- **Dataset entries on figures**:
§ §

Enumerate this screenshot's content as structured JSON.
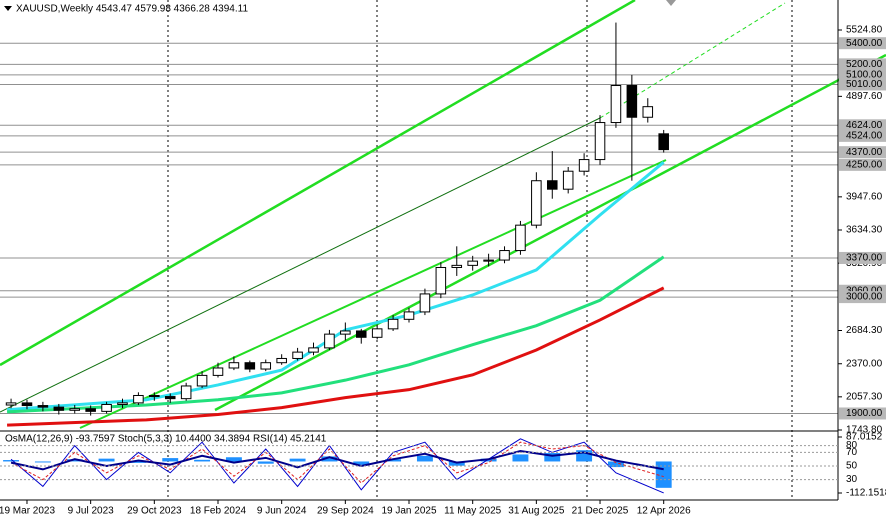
{
  "chart_data": {
    "type": "candlestick",
    "title": "XAUUSD,Weekly  4543.47 4579.98 4366.28 4394.11",
    "x": [
      -4,
      0,
      4,
      8,
      12,
      16,
      20,
      24,
      28,
      32,
      36,
      40,
      44,
      48,
      52,
      56,
      60,
      64,
      68,
      72,
      76,
      80,
      84,
      88,
      92,
      96,
      100,
      104,
      108,
      112,
      116,
      120,
      124,
      128,
      132,
      136,
      140,
      144,
      148,
      152,
      156,
      160
    ],
    "open": [
      1980,
      2000,
      1975,
      1960,
      1930,
      1945,
      1920,
      1985,
      2000,
      2070,
      2060,
      2040,
      2160,
      2260,
      2330,
      2380,
      2320,
      2380,
      2420,
      2480,
      2520,
      2650,
      2680,
      2620,
      2700,
      2790,
      2860,
      3030,
      3280,
      3300,
      3340,
      3350,
      3440,
      3680,
      4100,
      4020,
      4190,
      4300,
      4650,
      5000,
      4700,
      4543.47
    ],
    "high": [
      2040,
      2030,
      2010,
      1990,
      1980,
      1975,
      2010,
      2040,
      2100,
      2100,
      2090,
      2190,
      2300,
      2380,
      2440,
      2400,
      2410,
      2460,
      2520,
      2570,
      2690,
      2760,
      2700,
      2740,
      2830,
      2900,
      3080,
      3330,
      3480,
      3390,
      3410,
      3480,
      3720,
      4180,
      4380,
      4230,
      4360,
      4720,
      5595,
      5100,
      4880,
      4579.98
    ],
    "low": [
      1950,
      1940,
      1920,
      1890,
      1900,
      1880,
      1900,
      1950,
      1980,
      2020,
      2000,
      2020,
      2140,
      2240,
      2310,
      2290,
      2300,
      2360,
      2400,
      2450,
      2500,
      2590,
      2560,
      2600,
      2680,
      2760,
      2830,
      2990,
      3200,
      3250,
      3290,
      3320,
      3400,
      3650,
      3930,
      3980,
      4150,
      4250,
      4600,
      4100,
      4650,
      4366.28
    ],
    "close": [
      2000,
      1975,
      1960,
      1930,
      1945,
      1920,
      1985,
      2000,
      2070,
      2060,
      2040,
      2160,
      2260,
      2330,
      2380,
      2320,
      2380,
      2420,
      2480,
      2520,
      2650,
      2680,
      2620,
      2700,
      2790,
      2860,
      3030,
      3280,
      3300,
      3340,
      3350,
      3440,
      3680,
      4100,
      4020,
      4190,
      4300,
      4650,
      5000,
      4700,
      4800,
      4394.11
    ],
    "xlim": [
      -6.78,
      203.8
    ],
    "xticks": [
      {
        "value": 0,
        "label": "19 Mar 2023"
      },
      {
        "value": 16,
        "label": "9 Jul 2023"
      },
      {
        "value": 32,
        "label": "29 Oct 2023"
      },
      {
        "value": 48,
        "label": "18 Feb 2024"
      },
      {
        "value": 64,
        "label": "9 Jun 2024"
      },
      {
        "value": 80,
        "label": "29 Sep 2024"
      },
      {
        "value": 96,
        "label": "19 Jan 2025"
      },
      {
        "value": 112,
        "label": "11 May 2025"
      },
      {
        "value": 128,
        "label": "31 Aug 2025"
      },
      {
        "value": 144,
        "label": "21 Dec 2025"
      },
      {
        "value": 160,
        "label": "12 Apr 2026"
      }
    ],
    "ylim": [
      1743.8,
      5808.3
    ],
    "yticks": [
      {
        "value": 5524.8,
        "label": "5524.80"
      },
      {
        "value": 4897.6,
        "label": "4897.60"
      },
      {
        "value": 3947.6,
        "label": "3947.60"
      },
      {
        "value": 3634.3,
        "label": "3634.30"
      },
      {
        "value": 3320.9,
        "label": "3320.90"
      },
      {
        "value": 2684.3,
        "label": "2684.30"
      },
      {
        "value": 2370,
        "label": "2370.00"
      },
      {
        "value": 2057.3,
        "label": "2057.30"
      },
      {
        "value": 1743.8,
        "label": "1743.80"
      }
    ],
    "levels": [
      {
        "value": 5400,
        "label": "5400.00"
      },
      {
        "value": 5200,
        "label": "5200.00"
      },
      {
        "value": 5100,
        "label": "5100.00"
      },
      {
        "value": 5010,
        "label": "5010.00"
      },
      {
        "value": 4624,
        "label": "4624.00"
      },
      {
        "value": 4524,
        "label": "4524.00"
      },
      {
        "value": 4370,
        "label": "4370.00"
      },
      {
        "value": 4250,
        "label": "4250.00"
      },
      {
        "value": 3370,
        "label": "3370.00"
      },
      {
        "value": 3060,
        "label": "3060.00"
      },
      {
        "value": 3000,
        "label": "3000.00"
      },
      {
        "value": 1900,
        "label": "1900.00"
      }
    ],
    "moving_averages": {
      "x": [
        -5,
        30,
        48,
        64,
        80,
        96,
        112,
        128,
        144,
        160
      ],
      "series": [
        {
          "color": "#30e0f0",
          "values": [
            1935,
            2030,
            2170,
            2310,
            2690,
            2830,
            3020,
            3257,
            3776,
            4275
          ]
        },
        {
          "color": "#22e07c",
          "values": [
            1915,
            1980,
            2030,
            2095,
            2215,
            2360,
            2550,
            2730,
            2970,
            3380
          ]
        },
        {
          "color": "#e01010",
          "values": [
            1790,
            1840,
            1890,
            1955,
            2050,
            2125,
            2265,
            2500,
            2784,
            3087
          ]
        }
      ]
    },
    "indicator": {
      "title": "OsMA(12,26,9) -93.7597  Stoch(5,3,3) 10.4400 34.3894  RSI(14) 45.2141",
      "x": [
        -4,
        4,
        12,
        20,
        28,
        36,
        44,
        52,
        60,
        68,
        76,
        84,
        92,
        100,
        108,
        116,
        124,
        132,
        140,
        148,
        160
      ],
      "ylim": [
        -112.1518,
        87.0152
      ],
      "yticks": [
        87.0152,
        -112.1518
      ],
      "y2lim": [
        0,
        100
      ],
      "y2ticks": [
        80,
        70,
        50,
        30
      ],
      "osma": {
        "color": "#1e90ff",
        "values": [
          5,
          -3,
          8,
          10,
          -5,
          12,
          6,
          15,
          -8,
          10,
          18,
          -12,
          8,
          20,
          -15,
          10,
          25,
          30,
          40,
          -20,
          -93.7597
        ]
      },
      "series": [
        {
          "color": "#0000cd",
          "values": [
            60,
            20,
            80,
            30,
            70,
            40,
            85,
            25,
            75,
            20,
            80,
            15,
            70,
            85,
            30,
            60,
            90,
            70,
            85,
            40,
            10.44
          ]
        },
        {
          "color": "#e02020",
          "values": [
            55,
            30,
            70,
            40,
            65,
            45,
            75,
            35,
            70,
            30,
            75,
            25,
            65,
            80,
            40,
            55,
            85,
            75,
            80,
            55,
            34.3894
          ]
        },
        {
          "color": "#00008b",
          "values": [
            55,
            45,
            60,
            50,
            58,
            52,
            65,
            55,
            62,
            48,
            63,
            50,
            60,
            68,
            55,
            60,
            72,
            65,
            70,
            58,
            45.2141
          ]
        }
      ]
    }
  }
}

§ §

- **WHAT YOU HAVE TO DO**: What is the number of lines holding the word "title"? State it alone.

- **RESULT BELOW**: 2